---------- DOCUMENT ----------

Le ton a changé. Catherine Moureaux passe ensuite trois jours dans les médias, sur tous les plateaux télé et radio à critiquer violemment le PTB. Le PTB prônerait la « déstabilisation » (dans L’Écho). Olivier Chastel (président du MR) trouve que le PTB est « dangereux » ? Catherine Moureaux se dit d'accord avec ça (sur la télévision locale bruxelloise BX1). Le PTB « manipulerait » aussi les Molenbeekois.  La violence des propos étonne. D’autant qu’ils émanent de celle qui, il y a peu, prétendait vouloir la majorité la plus progressiste possible…

Et lorsqu'on lui demande s'il n'y a pas de stratégie de communication coordonnée du PS contre le PTB, elle va jusqu'à prétendre (sur RTL-TVI) qu'elle n'aurait pas vu les visuels et la vidéo du PS. Ce n'est pas crédible. On sait que Catherine Moureaux et Paul Magnette étaient en contact. La note de négociation du PTB Molenbeek a été transmise immédiatement à Paul Magnette et était sur la table des négociations à Charleroi, comme l'a révélé La Libre Belgique ce samedi 27 octobre. Catherine Moureaux a posé les mêmes questions au PTB à Molenbeek que Paul Magnette à Charleroi.

----------

• [CONSIGNE]: Rédigez la suite de l'article sur Catherine Moureaux et le PTB, en commençant après sa dernière phrase.

---------- LISTING BRUT ----------

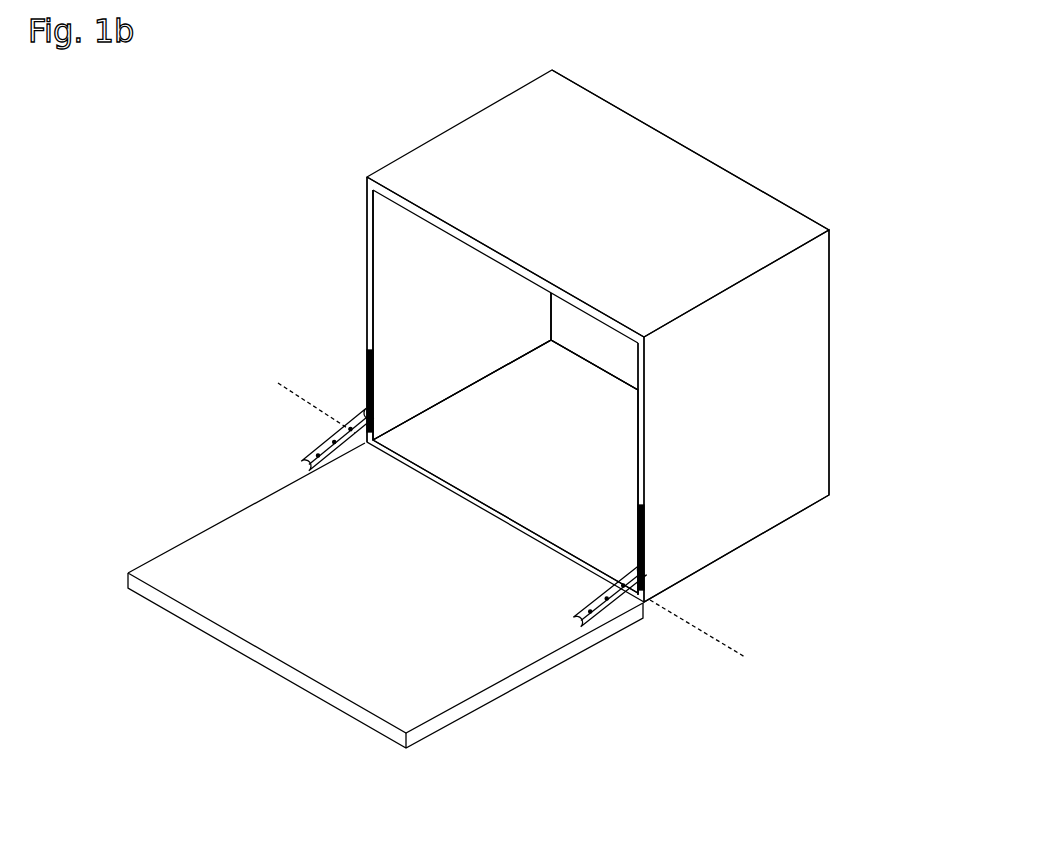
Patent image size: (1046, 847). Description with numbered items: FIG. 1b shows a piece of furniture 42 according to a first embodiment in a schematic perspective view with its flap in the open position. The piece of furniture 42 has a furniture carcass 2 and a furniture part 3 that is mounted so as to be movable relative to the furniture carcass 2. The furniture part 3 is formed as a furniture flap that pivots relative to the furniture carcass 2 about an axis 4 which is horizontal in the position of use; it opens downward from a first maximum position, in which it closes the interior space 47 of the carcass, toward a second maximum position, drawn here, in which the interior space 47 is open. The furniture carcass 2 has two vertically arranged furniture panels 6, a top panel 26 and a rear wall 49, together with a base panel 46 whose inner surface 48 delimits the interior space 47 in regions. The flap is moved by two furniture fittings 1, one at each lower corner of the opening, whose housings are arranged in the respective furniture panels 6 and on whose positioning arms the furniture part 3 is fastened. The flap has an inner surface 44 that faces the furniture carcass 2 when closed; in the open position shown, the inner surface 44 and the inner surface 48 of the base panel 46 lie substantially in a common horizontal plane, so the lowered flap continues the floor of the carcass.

The furniture fitting 1 is at (298, 416).
The furniture carcass 2 is at (722, 178).
The furniture part 3 is at (360, 595).
The axis 4 is at (705, 634).
The furniture panel 6 is at (367, 275).
The top panel 26 is at (635, 140).
The piece of furniture 42 is at (550, 315).
The inner surface 44 is at (232, 543).
The base panel 46 is at (615, 455).
The interior space 47 is at (398, 323).
The inner surface 48 is at (548, 512).
The rear wall 49 is at (593, 338).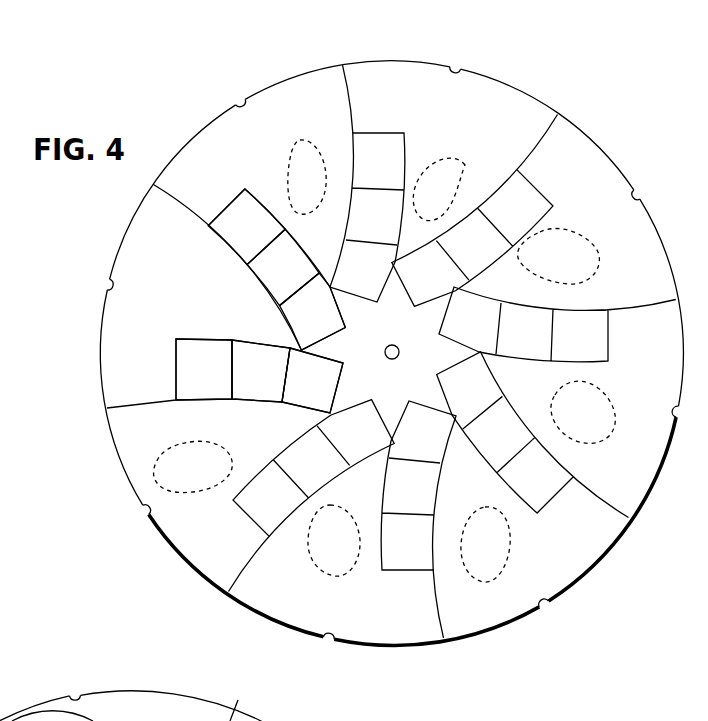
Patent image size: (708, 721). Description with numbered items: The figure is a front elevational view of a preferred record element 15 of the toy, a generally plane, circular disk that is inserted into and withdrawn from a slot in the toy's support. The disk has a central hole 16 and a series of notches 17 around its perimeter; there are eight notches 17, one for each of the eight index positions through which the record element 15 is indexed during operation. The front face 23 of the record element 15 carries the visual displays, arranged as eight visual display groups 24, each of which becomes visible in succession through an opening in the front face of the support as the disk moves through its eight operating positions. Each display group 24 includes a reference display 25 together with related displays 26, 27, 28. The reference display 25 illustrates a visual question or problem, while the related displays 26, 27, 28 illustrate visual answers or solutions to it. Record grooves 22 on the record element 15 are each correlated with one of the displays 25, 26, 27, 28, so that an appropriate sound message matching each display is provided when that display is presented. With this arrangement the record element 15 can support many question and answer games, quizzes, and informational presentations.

The record element 15 is at (309, 67).
The central hole 16 is at (392, 345).
The notches 17 is at (462, 68).
The record grooves 22 is at (205, 718).
The front face 23 is at (497, 126).
The visual display groups 24 is at (112, 491).
The reference display 25 is at (305, 146).
The related display 26 is at (235, 240).
The related display 27 is at (268, 283).
The related display 28 is at (297, 313).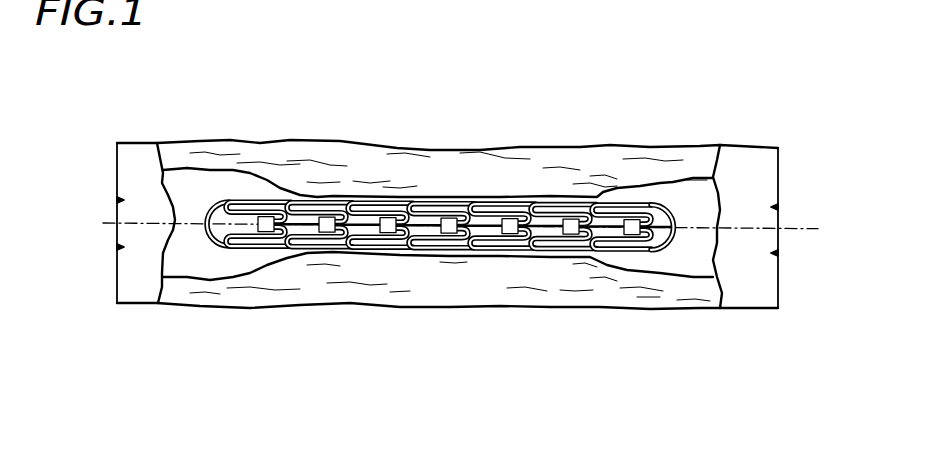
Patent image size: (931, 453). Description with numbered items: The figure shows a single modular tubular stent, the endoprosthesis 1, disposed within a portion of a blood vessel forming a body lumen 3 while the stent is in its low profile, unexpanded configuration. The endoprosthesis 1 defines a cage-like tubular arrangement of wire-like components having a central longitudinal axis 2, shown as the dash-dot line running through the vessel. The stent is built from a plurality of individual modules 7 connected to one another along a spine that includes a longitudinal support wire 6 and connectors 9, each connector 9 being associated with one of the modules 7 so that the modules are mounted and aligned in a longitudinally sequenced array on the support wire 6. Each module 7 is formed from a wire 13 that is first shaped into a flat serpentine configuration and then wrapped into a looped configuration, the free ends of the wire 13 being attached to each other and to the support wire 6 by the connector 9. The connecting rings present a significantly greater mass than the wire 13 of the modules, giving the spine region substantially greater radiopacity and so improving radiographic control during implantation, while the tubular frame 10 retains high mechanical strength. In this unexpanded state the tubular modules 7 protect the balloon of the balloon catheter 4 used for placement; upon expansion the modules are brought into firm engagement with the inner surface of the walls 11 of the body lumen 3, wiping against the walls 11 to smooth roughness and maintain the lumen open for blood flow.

The modular endoprosthesis 1 is at (625, 198).
The central longitudinal axis 2 is at (797, 230).
The body lumen 3 is at (695, 247).
The balloon catheter 4 is at (205, 210).
The longitudinal support wire 6 is at (287, 200).
The module 7 is at (507, 200).
The connector 9 is at (388, 149).
The tubular frame 10 is at (450, 200).
The walls 11 is at (364, 230).
The wire 13 is at (615, 252).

----------

• [RÉPONSE RÉDIGÉE]:
La vitesse de la diffusion des visuels du PS, la violence du ton du PS vis-à-vis du PTB, la vitesse avec laquelle l’accord avec le MR a été conclu (une demi-journée, répartition de postes comprise)… Tous ces éléments prouvent que le PS ne voulait pas discuter avec le PTB mais avait au contraire un seul objectif : transférer la responsabilité d'un accord avec le MR sur le PTB. C'est la grande « leçon de pédagogie politique » dont parlait Paul Magnette à la télévision le soir du 14 octobre.

 

Quel plan pour l'avenir ?

Quelques heures avant l’officialisation de l'accord PS-MR, Catherine Moureaux ouvrait encore la porte à Ecolo, au cdH et à Défi. Elle n'a même pas donné une chance à cette option, malgré le fait qu'Ecolo avait accepté de renégocier. Tout cela pour vite s'allier avec la droite.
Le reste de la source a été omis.